• _What this task involves_:
Sort through the data and copy the lines holding the word "color".
-- Start --
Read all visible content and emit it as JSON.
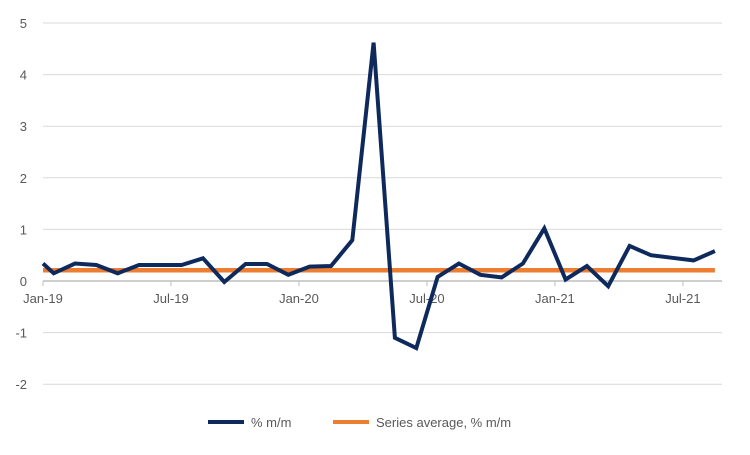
{
  "chart_data": {
    "type": "line",
    "title": "",
    "xlabel": "",
    "ylabel": "",
    "ylim": [
      -2,
      5
    ],
    "yticks": [
      "5",
      "4",
      "3",
      "2",
      "1",
      "0",
      "-1",
      "-2"
    ],
    "ytick_values": [
      5,
      4,
      3,
      2,
      1,
      0,
      -1,
      -2
    ],
    "xticks": [
      "Jan-19",
      "Jul-19",
      "Jan-20",
      "Jul-20",
      "Jan-21",
      "Jul-21"
    ],
    "xtick_months": [
      0,
      6,
      12,
      18,
      24,
      30
    ],
    "xlim_months": [
      0,
      31.5
    ],
    "grid": true,
    "legend_position": "bottom",
    "series": [
      {
        "name": "% m/m",
        "color": "#0e2a5c",
        "x_months": [
          0,
          0.5,
          1.5,
          2.5,
          3.5,
          4.5,
          5.5,
          6.5,
          7.5,
          8.5,
          9.5,
          10.5,
          11.5,
          12.5,
          13.5,
          14.5,
          15.5,
          16.5,
          17.5,
          18.5,
          19.5,
          20.5,
          21.5,
          22.5,
          23.5,
          24.5,
          25.5,
          26.5,
          27.5,
          28.5,
          29.5,
          30.5,
          31.5
        ],
        "values": [
          0.34,
          0.15,
          0.34,
          0.31,
          0.15,
          0.31,
          0.31,
          0.31,
          0.44,
          -0.02,
          0.33,
          0.33,
          0.12,
          0.28,
          0.29,
          0.79,
          4.62,
          -1.1,
          -1.3,
          0.08,
          0.34,
          0.12,
          0.07,
          0.34,
          1.02,
          0.03,
          0.29,
          -0.1,
          0.68,
          0.5,
          0.45,
          0.4,
          0.58
        ]
      },
      {
        "name": "Series average, % m/m",
        "color": "#ed7d31",
        "x_months": [
          0,
          31.5
        ],
        "values": [
          0.21,
          0.21
        ]
      }
    ]
  }
}
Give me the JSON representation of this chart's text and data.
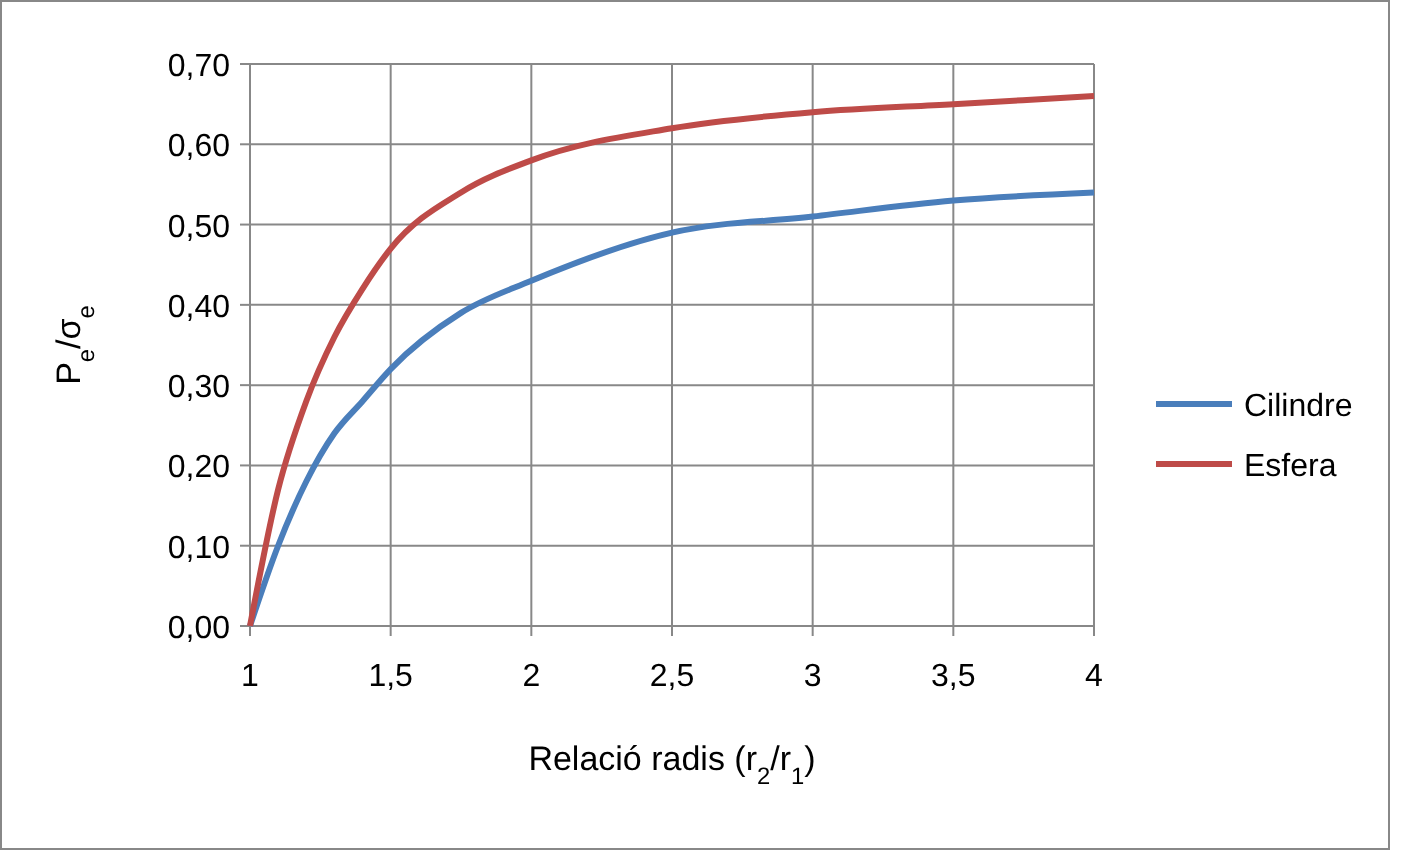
{
  "chart_data": {
    "type": "line",
    "xlabel": "Relació radis (r$_{2}$/r$_{1}$)",
    "ylabel": "P$_{e}$/σ$_{e}$",
    "x": [
      1,
      1.1,
      1.2,
      1.3,
      1.4,
      1.5,
      1.75,
      2,
      2.5,
      3,
      3.5,
      4
    ],
    "series": [
      {
        "name": "Cilindre",
        "color": "#4a7ebb",
        "values": [
          0,
          0.1,
          0.18,
          0.24,
          0.28,
          0.32,
          0.39,
          0.43,
          0.49,
          0.51,
          0.53,
          0.54
        ]
      },
      {
        "name": "Esfera",
        "color": "#be4b48",
        "values": [
          0,
          0.17,
          0.28,
          0.36,
          0.42,
          0.47,
          0.54,
          0.58,
          0.62,
          0.64,
          0.65,
          0.66
        ]
      }
    ],
    "xlim": [
      1,
      4
    ],
    "xticks": [
      1,
      {
        "value": 1.5,
        "label": "1,5"
      },
      2,
      {
        "value": 2.5,
        "label": "2,5"
      },
      3,
      {
        "value": 3.5,
        "label": "3,5"
      },
      4
    ],
    "ylim": [
      0,
      0.7
    ],
    "yticks": [
      {
        "value": 0,
        "label": "0,00"
      },
      {
        "value": 0.1,
        "label": "0,10"
      },
      {
        "value": 0.2,
        "label": "0,20"
      },
      {
        "value": 0.3,
        "label": "0,30"
      },
      {
        "value": 0.4,
        "label": "0,40"
      },
      {
        "value": 0.5,
        "label": "0,50"
      },
      {
        "value": 0.6,
        "label": "0,60"
      },
      {
        "value": 0.7,
        "label": "0,70"
      }
    ],
    "grid": true,
    "legend": "right",
    "marker": "none",
    "line_style": "solid"
  }
}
-- End --
• _Task answer_:
        "color": "#0e2a5c",
        "color": "#ed7d31",
        "color": "#4a7ebb",
        "color": "#be4b48",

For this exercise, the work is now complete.